# START OF Entries shown
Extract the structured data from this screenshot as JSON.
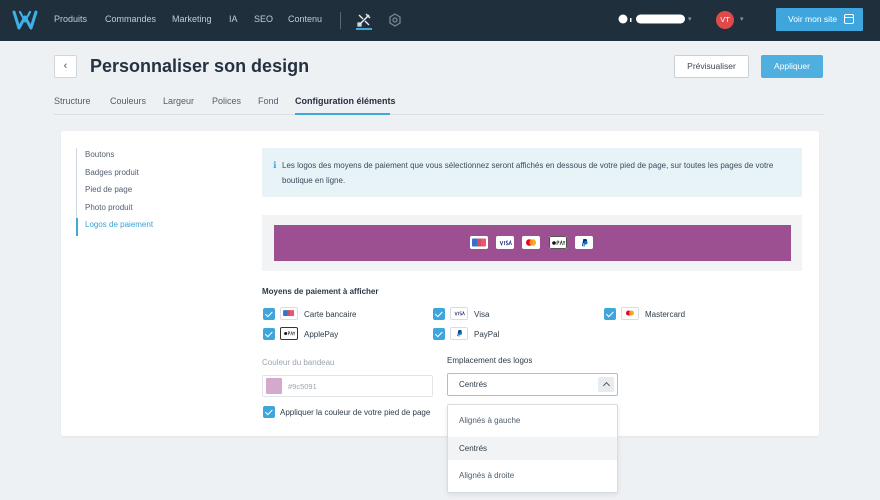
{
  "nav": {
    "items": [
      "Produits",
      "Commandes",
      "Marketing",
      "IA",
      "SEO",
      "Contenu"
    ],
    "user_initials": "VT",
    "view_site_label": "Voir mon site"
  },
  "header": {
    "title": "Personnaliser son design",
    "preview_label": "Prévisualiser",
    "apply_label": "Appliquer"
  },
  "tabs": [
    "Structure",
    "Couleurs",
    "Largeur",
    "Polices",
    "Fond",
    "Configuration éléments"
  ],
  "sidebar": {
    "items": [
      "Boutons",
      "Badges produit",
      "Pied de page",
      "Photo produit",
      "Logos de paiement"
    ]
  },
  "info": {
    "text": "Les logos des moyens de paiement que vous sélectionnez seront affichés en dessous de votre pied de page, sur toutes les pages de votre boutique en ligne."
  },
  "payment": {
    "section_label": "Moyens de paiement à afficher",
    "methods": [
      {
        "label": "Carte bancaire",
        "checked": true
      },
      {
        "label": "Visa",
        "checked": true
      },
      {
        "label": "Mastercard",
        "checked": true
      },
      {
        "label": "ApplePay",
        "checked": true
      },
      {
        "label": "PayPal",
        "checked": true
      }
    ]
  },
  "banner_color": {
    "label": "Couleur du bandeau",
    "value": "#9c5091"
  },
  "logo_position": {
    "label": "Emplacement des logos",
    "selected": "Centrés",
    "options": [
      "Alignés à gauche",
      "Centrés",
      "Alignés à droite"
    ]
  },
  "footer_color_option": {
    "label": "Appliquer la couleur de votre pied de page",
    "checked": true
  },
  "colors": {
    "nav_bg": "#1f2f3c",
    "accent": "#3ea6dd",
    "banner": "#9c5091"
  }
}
# END OF Entries shown
[Exercise instructions]
Select all lines in the listing that include the word "page".

[Full solution]
      "Pied de page",
    "text": "Les logos des moyens de paiement que vous sélectionnez seront affichés en dessous de votre pied de page, sur toutes les pages de votre boutique en ligne."
    "label": "Appliquer la couleur de votre pied de page",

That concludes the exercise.